* _Exercise instructions_:
Please restate the following records word for word.

* _Data_:
---*---

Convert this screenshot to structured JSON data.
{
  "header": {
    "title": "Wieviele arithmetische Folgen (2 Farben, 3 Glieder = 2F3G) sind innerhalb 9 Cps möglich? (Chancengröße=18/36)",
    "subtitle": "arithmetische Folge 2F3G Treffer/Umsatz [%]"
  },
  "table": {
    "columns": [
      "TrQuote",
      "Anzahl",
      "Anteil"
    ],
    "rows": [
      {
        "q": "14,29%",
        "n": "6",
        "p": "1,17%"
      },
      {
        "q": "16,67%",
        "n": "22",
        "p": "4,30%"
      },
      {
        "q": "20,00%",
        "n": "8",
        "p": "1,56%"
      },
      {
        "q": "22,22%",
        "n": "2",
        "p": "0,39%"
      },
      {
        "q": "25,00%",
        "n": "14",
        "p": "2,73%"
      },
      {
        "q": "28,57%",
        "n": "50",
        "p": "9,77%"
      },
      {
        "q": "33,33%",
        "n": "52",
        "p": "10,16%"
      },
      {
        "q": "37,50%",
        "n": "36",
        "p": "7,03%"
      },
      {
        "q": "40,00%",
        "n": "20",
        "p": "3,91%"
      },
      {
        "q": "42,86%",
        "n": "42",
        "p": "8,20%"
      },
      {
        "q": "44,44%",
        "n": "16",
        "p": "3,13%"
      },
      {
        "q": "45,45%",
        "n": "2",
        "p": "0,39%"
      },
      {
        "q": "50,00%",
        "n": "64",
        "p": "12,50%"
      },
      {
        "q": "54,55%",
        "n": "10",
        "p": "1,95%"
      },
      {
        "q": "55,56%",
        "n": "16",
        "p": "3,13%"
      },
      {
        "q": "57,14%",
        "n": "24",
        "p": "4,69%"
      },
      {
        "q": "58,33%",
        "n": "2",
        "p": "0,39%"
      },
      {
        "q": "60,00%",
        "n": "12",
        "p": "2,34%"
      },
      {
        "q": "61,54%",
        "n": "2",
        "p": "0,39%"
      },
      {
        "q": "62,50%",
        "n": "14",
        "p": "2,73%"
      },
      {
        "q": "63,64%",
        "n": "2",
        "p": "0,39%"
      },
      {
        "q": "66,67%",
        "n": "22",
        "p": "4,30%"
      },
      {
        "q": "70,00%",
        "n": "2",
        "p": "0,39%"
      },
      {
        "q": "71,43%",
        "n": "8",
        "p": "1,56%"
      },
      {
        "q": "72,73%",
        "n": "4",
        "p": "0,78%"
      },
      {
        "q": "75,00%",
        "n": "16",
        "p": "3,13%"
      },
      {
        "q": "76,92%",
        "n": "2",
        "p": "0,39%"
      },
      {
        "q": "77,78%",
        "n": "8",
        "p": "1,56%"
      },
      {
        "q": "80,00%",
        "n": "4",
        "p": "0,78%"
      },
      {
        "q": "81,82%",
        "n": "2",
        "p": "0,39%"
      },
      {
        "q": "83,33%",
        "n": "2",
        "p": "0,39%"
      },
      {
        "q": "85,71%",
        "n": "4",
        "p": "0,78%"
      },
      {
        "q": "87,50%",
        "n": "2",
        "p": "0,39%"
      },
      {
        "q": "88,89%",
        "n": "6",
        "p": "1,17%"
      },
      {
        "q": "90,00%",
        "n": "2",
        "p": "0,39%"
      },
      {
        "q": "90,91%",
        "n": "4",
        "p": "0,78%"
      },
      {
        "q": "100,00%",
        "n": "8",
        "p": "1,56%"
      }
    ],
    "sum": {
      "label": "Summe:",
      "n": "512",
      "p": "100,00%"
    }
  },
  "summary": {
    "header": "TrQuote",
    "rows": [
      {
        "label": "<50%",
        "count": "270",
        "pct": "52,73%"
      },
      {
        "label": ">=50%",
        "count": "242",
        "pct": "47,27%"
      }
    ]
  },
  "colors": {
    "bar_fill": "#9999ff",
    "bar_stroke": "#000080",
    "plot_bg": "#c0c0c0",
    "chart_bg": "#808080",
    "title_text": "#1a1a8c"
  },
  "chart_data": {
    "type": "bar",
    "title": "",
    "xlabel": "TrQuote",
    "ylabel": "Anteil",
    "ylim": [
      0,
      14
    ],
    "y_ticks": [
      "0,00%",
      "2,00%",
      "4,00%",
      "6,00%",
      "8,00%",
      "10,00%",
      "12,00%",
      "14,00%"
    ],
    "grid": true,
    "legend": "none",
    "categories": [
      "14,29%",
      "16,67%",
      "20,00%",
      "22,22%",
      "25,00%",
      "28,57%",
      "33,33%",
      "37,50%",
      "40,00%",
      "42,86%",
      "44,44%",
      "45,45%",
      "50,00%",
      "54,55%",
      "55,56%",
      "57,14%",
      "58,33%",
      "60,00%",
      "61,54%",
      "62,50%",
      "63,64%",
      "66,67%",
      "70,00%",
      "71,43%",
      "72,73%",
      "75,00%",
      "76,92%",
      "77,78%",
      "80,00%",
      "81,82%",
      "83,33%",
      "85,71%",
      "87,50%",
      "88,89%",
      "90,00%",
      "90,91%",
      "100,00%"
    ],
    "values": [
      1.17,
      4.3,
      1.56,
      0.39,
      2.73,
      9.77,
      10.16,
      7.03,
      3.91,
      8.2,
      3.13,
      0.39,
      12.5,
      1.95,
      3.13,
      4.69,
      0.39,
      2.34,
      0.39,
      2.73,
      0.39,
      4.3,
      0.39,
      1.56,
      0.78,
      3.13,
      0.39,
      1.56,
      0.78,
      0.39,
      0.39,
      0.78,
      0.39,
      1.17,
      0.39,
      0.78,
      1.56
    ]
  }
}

---*---

* _Written solution_:
Convert this screenshot to structured JSON data.
{
  "header": {
    "title": "Wieviele arithmetische Folgen (2 Farben, 3 Glieder = 2F3G) sind innerhalb 9 Cps möglich? (Chancengröße=18/36)",
    "subtitle": "arithmetische Folge 2F3G Treffer/Umsatz [%]"
  },
  "table": {
    "columns": [
      "TrQuote",
      "Anzahl",
      "Anteil"
    ],
    "rows": [
      {
        "q": "14,29%",
        "n": "6",
        "p": "1,17%"
      },
      {
        "q": "16,67%",
        "n": "22",
        "p": "4,30%"
      },
      {
        "q": "20,00%",
        "n": "8",
        "p": "1,56%"
      },
      {
        "q": "22,22%",
        "n": "2",
        "p": "0,39%"
      },
      {
        "q": "25,00%",
        "n": "14",
        "p": "2,73%"
      },
      {
        "q": "28,57%",
        "n": "50",
        "p": "9,77%"
      },
      {
        "q": "33,33%",
        "n": "52",
        "p": "10,16%"
      },
      {
        "q": "37,50%",
        "n": "36",
        "p": "7,03%"
      },
      {
        "q": "40,00%",
        "n": "20",
        "p": "3,91%"
      },
      {
        "q": "42,86%",
        "n": "42",
        "p": "8,20%"
      },
      {
        "q": "44,44%",
        "n": "16",
        "p": "3,13%"
      },
      {
        "q": "45,45%",
        "n": "2",
        "p": "0,39%"
      },
      {
        "q": "50,00%",
        "n": "64",
        "p": "12,50%"
      },
      {
        "q": "54,55%",
        "n": "10",
        "p": "1,95%"
      },
      {
        "q": "55,56%",
        "n": "16",
        "p": "3,13%"
      },
      {
        "q": "57,14%",
        "n": "24",
        "p": "4,69%"
      },
      {
        "q": "58,33%",
        "n": "2",
        "p": "0,39%"
      },
      {
        "q": "60,00%",
        "n": "12",
        "p": "2,34%"
      },
      {
        "q": "61,54%",
        "n": "2",
        "p": "0,39%"
      },
      {
        "q": "62,50%",
        "n": "14",
        "p": "2,73%"
      },
      {
        "q": "63,64%",
        "n": "2",
        "p": "0,39%"
      },
      {
        "q": "66,67%",
        "n": "22",
        "p": "4,30%"
      },
      {
        "q": "70,00%",
        "n": "2",
        "p": "0,39%"
      },
      {
        "q": "71,43%",
        "n": "8",
        "p": "1,56%"
      },
      {
        "q": "72,73%",
        "n": "4",
        "p": "0,78%"
      },
      {
        "q": "75,00%",
        "n": "16",
        "p": "3,13%"
      },
      {
        "q": "76,92%",
        "n": "2",
        "p": "0,39%"
      },
      {
        "q": "77,78%",
        "n": "8",
        "p": "1,56%"
      },
      {
        "q": "80,00%",
        "n": "4",
        "p": "0,78%"
      },
      {
        "q": "81,82%",
        "n": "2",
        "p": "0,39%"
      },
      {
        "q": "83,33%",
        "n": "2",
        "p": "0,39%"
      },
      {
        "q": "85,71%",
        "n": "4",
        "p": "0,78%"
      },
      {
        "q": "87,50%",
        "n": "2",
        "p": "0,39%"
      },
      {
        "q": "88,89%",
        "n": "6",
        "p": "1,17%"
      },
      {
        "q": "90,00%",
        "n": "2",
        "p": "0,39%"
      },
      {
        "q": "90,91%",
        "n": "4",
        "p": "0,78%"
      },
      {
        "q": "100,00%",
        "n": "8",
        "p": "1,56%"
      }
    ],
    "sum": {
      "label": "Summe:",
      "n": "512",
      "p": "100,00%"
    }
  },
  "summary": {
    "header": "TrQuote",
    "rows": [
      {
        "label": "<50%",
        "count": "270",
        "pct": "52,73%"
      },
      {
        "label": ">=50%",
        "count": "242",
        "pct": "47,27%"
      }
    ]
  },
  "colors": {
    "bar_fill": "#9999ff",
    "bar_stroke": "#000080",
    "plot_bg": "#c0c0c0",
    "chart_bg": "#808080",
    "title_text": "#1a1a8c"
  },
  "chart_data": {
    "type": "bar",
    "title": "",
    "xlabel": "TrQuote",
    "ylabel": "Anteil",
    "ylim": [
      0,
      14
    ],
    "y_ticks": [
      "0,00%",
      "2,00%",
      "4,00%",
      "6,00%",
      "8,00%",
      "10,00%",
      "12,00%",
      "14,00%"
    ],
    "grid": true,
    "legend": "none",
    "categories": [
      "14,29%",
      "16,67%",
      "20,00%",
      "22,22%",
      "25,00%",
      "28,57%",
      "33,33%",
      "37,50%",
      "40,00%",
      "42,86%",
      "44,44%",
      "45,45%",
      "50,00%",
      "54,55%",
      "55,56%",
      "57,14%",
      "58,33%",
      "60,00%",
      "61,54%",
      "62,50%",
      "63,64%",
      "66,67%",
      "70,00%",
      "71,43%",
      "72,73%",
      "75,00%",
      "76,92%",
      "77,78%",
      "80,00%",
      "81,82%",
      "83,33%",
      "85,71%",
      "87,50%",
      "88,89%",
      "90,00%",
      "90,91%",
      "100,00%"
    ],
    "values": [
      1.17,
      4.3,
      1.56,
      0.39,
      2.73,
      9.77,
      10.16,
      7.03,
      3.91,
      8.2,
      3.13,
      0.39,
      12.5,
      1.95,
      3.13,
      4.69,
      0.39,
      2.34,
      0.39,
      2.73,
      0.39,
      4.3,
      0.39,
      1.56,
      0.78,
      3.13,
      0.39,
      1.56,
      0.78,
      0.39,
      0.39,
      0.78,
      0.39,
      1.17,
      0.39,
      0.78,
      1.56
    ]
  }
}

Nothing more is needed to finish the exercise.